● Your objective
Find the lines holding "constante" and copy them.

● Data shown
■ ■ ■ ■ ■ ■ ■

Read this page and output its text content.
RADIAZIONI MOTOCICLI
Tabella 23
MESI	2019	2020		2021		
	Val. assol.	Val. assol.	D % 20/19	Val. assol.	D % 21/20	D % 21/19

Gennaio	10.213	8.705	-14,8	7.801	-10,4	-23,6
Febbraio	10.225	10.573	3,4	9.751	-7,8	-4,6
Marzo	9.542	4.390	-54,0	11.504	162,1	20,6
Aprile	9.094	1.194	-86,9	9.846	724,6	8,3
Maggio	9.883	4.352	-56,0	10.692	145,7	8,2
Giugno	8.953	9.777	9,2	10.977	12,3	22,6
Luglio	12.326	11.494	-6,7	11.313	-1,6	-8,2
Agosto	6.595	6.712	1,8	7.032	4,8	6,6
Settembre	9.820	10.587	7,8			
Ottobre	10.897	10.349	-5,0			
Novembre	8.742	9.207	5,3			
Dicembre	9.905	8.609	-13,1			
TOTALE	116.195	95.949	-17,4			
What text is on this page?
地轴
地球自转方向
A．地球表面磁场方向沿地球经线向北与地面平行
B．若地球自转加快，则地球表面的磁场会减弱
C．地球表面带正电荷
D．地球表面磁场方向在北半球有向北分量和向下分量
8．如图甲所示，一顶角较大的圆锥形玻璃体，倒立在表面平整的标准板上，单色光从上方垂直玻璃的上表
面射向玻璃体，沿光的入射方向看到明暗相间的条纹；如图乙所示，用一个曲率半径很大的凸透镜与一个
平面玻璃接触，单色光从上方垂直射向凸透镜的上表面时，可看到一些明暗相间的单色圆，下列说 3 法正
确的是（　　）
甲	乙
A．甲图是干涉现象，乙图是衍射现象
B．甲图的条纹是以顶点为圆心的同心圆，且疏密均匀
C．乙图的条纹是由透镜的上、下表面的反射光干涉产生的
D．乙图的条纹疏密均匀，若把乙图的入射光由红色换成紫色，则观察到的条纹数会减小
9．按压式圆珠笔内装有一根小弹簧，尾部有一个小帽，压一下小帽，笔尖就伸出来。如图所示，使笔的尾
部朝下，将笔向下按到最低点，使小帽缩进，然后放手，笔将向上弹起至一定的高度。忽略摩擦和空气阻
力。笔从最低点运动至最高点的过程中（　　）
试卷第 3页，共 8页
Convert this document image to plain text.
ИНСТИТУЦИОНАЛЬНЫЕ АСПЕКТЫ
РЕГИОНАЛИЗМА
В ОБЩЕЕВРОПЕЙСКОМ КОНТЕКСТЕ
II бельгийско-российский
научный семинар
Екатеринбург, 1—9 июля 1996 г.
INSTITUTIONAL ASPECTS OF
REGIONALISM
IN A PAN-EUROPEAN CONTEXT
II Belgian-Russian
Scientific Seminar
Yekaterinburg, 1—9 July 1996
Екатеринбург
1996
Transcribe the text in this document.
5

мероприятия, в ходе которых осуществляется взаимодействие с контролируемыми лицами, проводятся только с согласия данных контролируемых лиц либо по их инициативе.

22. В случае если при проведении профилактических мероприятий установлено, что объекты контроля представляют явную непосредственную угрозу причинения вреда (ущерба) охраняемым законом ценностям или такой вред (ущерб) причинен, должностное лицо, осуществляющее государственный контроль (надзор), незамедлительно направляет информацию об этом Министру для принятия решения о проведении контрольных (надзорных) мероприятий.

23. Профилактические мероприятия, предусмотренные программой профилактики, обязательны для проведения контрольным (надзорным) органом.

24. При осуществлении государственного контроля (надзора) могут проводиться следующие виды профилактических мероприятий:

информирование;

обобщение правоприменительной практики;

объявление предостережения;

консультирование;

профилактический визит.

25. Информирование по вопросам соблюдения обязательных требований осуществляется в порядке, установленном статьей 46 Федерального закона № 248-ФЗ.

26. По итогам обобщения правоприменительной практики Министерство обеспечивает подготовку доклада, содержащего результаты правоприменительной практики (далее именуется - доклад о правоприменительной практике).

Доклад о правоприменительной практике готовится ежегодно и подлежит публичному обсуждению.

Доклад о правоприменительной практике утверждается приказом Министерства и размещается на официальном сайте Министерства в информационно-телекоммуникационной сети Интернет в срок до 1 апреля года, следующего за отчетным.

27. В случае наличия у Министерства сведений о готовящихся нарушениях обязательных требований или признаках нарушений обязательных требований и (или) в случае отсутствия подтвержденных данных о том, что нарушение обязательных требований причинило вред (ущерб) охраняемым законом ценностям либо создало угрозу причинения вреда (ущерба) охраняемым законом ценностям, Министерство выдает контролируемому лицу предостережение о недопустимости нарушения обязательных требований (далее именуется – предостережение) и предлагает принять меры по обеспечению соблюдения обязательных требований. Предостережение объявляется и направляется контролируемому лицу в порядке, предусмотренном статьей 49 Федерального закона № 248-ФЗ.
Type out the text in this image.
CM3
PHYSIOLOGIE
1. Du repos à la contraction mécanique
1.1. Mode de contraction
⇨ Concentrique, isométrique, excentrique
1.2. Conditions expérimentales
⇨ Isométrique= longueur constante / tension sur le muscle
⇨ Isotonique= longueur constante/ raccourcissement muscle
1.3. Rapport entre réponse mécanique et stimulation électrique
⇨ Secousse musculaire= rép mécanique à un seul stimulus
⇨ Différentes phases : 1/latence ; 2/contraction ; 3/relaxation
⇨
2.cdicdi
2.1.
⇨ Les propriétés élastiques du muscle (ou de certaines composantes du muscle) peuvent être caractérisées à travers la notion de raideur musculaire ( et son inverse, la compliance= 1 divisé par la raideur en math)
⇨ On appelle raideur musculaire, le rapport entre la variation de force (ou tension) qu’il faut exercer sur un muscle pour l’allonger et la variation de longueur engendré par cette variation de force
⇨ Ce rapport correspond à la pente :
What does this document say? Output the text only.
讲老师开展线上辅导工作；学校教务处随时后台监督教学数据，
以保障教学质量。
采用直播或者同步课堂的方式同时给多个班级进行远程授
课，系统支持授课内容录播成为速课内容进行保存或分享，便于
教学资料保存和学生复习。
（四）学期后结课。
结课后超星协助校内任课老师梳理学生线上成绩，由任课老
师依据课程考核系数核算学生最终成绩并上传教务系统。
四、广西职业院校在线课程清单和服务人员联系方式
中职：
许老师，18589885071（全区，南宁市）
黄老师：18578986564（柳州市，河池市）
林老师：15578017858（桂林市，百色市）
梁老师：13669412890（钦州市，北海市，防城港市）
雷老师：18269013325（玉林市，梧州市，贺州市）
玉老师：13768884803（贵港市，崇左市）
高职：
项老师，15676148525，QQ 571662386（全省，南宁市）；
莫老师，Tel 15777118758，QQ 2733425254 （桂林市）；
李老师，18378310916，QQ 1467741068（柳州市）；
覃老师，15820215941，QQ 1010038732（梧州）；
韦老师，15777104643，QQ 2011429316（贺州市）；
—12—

■ ■ ■ ■ ■ ■ ■

● Result below
⇨ Isométrique= longueur constante / tension sur le muscle
⇨ Isotonique= longueur constante/ raccourcissement muscle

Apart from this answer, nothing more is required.